#### Instructions
1. Repeat the passage of the consciousness article from "Mankind is currently" to "matter are entwined.", word for word.
2. Answer these questions using the consciousness article:
(a) Who is quoted as saying we need to create a sanctuary within ourselves?
(b) What other name is given in parentheses for Sophia?
(c) What does the article name as the root cause of our many problems?

#### Extracted text

==============================

Mankind is currently experiencing an important shift in the evolution of consciousness, but up against so many global issues we need to embrace a new way of thinking fast, says Giles Hutchins
We are living through a supreme moment of our evolution of consciousness. The old worldview has had its day. This was a worldview of organisations, societies and individuals perceived as competitive self-maximising units embroiled in an evolutionary process of selfish ascendency where we either dominate or become dominated. Our emerging worldview perceives a deeper inter-relatedness of our selves immersed within a sentient sea of sacredness where mind and matter are entwined.
Quantum scientists now concur with what mystics, shamans, philosophers and prophets have known for millennia: the ground of all being is an infinite, intangible spirit infusing everything, inherent throughout nature and cosmos. This Sophia (or primordial wisdom) is within and all around us. As author and Jungian analyst Anne Baring notes: “We need to create a sanctuary within ourselves to listen to its guidance”.
This ‘new story’ of our sacred humanity immersed within a sacred world is emerging within and all around us. As we consciously open up to the metaphysical field of life, we begin to remember our common ground. It is this common ground we now urgently need to turn our attention to if we are to have any hope of successfully allowing new springs of civilisation to flow.
Time is no longer on our side; we are up against it, and our problems run deep and wide. Whether it is spiralling climate catastrophe, deepening biodiversity destruction, fanatical religious fundamentalism or disenchanted and disenfranchised youth, the root cause to our plethora of problems is a self-reflexive sense of separateness which creates psychic atrophy, symptoms of which are disease, anxiety, egotism, individualism and materialism.
“It is our common ground that we now urgently need to turn our attention to if we are to have any hope of successfully allowing new springs of civilisation to flow.”

==============================

Document understanding data:
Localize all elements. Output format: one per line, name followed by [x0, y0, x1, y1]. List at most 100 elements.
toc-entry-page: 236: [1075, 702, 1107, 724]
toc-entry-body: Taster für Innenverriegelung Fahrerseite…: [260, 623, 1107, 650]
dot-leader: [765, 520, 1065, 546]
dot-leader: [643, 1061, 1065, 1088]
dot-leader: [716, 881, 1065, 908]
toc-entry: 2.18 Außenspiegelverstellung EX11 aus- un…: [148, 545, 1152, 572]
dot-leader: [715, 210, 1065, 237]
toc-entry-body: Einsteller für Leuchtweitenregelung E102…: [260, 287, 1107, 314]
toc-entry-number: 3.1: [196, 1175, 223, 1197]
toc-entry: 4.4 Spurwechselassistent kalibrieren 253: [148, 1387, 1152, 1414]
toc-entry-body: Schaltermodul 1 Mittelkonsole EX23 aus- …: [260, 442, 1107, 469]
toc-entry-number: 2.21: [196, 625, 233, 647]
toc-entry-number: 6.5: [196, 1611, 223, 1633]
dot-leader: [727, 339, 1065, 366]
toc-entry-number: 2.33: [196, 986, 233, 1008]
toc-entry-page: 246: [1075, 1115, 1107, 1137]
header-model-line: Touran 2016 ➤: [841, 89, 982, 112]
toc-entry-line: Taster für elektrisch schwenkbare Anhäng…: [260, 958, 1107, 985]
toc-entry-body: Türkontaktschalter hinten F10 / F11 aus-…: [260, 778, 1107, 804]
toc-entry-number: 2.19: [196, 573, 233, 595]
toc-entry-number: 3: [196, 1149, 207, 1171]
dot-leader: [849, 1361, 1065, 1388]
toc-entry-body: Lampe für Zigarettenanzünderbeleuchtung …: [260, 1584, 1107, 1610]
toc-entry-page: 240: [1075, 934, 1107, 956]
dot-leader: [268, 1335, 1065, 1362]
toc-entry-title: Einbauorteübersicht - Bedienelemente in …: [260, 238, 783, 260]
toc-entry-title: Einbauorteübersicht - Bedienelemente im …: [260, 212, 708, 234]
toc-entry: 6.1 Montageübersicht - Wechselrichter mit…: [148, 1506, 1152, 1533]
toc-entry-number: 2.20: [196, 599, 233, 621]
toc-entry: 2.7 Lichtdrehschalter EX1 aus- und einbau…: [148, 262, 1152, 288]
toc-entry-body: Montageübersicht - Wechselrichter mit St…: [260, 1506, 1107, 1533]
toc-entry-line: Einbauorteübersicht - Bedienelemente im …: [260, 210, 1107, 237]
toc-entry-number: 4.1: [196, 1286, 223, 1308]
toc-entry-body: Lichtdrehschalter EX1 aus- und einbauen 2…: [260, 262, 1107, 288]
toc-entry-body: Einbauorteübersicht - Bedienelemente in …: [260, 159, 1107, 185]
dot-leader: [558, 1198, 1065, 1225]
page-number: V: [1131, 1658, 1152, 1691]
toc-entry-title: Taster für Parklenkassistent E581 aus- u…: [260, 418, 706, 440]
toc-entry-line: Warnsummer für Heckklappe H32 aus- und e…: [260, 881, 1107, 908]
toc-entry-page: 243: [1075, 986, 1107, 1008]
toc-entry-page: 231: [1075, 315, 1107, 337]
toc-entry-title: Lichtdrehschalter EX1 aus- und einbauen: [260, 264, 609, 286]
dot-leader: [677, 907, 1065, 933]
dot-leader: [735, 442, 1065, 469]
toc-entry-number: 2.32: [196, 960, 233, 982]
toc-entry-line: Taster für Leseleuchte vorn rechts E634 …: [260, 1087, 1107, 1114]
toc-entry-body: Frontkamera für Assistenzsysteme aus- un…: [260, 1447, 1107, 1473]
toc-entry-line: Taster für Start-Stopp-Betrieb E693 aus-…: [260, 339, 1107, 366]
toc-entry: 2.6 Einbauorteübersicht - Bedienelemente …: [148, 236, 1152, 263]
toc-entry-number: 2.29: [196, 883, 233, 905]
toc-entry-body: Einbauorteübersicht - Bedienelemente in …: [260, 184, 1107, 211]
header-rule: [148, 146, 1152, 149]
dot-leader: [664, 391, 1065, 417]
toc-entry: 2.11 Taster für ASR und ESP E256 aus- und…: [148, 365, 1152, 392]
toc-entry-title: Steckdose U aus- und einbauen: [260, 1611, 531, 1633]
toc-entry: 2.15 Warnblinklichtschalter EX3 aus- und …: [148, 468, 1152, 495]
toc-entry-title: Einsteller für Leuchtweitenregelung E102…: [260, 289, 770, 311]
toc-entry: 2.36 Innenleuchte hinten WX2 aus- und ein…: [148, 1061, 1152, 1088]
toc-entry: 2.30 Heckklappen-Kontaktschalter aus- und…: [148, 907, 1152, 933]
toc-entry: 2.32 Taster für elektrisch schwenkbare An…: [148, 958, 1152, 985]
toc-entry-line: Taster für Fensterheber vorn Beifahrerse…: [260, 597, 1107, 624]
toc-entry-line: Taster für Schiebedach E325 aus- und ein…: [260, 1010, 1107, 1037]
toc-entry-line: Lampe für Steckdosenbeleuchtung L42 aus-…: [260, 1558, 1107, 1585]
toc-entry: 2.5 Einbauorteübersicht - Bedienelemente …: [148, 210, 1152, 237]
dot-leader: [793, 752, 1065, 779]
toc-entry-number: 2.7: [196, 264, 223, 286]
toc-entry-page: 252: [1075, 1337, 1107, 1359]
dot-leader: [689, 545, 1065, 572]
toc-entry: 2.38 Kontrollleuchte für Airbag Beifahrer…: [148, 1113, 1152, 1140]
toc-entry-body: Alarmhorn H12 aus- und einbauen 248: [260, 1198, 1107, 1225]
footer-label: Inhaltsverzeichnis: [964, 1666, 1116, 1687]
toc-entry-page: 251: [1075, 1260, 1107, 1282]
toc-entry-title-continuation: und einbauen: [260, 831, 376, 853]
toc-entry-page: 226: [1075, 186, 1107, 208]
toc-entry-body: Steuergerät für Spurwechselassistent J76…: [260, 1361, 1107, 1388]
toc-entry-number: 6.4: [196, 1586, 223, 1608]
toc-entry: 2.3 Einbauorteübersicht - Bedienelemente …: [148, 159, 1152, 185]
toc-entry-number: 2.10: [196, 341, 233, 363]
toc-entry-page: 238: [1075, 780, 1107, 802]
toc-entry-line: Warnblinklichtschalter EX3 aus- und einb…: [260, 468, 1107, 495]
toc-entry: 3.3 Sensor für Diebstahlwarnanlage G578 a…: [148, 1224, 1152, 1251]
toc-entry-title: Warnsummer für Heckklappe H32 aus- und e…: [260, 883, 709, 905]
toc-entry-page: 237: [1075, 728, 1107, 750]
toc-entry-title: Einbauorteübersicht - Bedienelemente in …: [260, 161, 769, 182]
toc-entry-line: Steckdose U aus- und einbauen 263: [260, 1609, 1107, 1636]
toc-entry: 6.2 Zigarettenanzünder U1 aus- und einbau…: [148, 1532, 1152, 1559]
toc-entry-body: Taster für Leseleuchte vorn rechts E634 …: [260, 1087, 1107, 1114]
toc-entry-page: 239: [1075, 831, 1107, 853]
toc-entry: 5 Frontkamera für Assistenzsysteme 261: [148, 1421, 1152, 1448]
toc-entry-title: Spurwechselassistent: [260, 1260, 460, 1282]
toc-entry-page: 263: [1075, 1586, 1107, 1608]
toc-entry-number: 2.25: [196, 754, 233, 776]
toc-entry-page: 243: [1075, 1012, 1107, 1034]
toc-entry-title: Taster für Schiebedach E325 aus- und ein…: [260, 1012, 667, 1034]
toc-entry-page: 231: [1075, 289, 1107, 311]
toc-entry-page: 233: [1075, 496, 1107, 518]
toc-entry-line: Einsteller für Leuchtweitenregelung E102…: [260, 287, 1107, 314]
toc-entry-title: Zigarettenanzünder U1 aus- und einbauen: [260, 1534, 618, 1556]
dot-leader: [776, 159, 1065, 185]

==============================

#### Expected results
1.
Mankind is currently experiencing an important shift in the evolution of consciousness, but up against so many global issues we need to embrace a new way of thinking fast, says Giles Hutchins
We are living through a supreme moment of our evolution of consciousness. The old worldview has had its day. This was a worldview of organisations, societies and individuals perceived as competitive self-maximising units embroiled in an evolutionary process of selfish ascendency where we either dominate or become dominated. Our emerging worldview perceives a deeper inter-relatedness of our selves immersed within a sentient sea of sacredness where mind and matter are entwined.

2.
(a) Anne Baring, an author and Jungian analyst
(b) Primordial wisdom
(c) A self-reflexive sense of separateness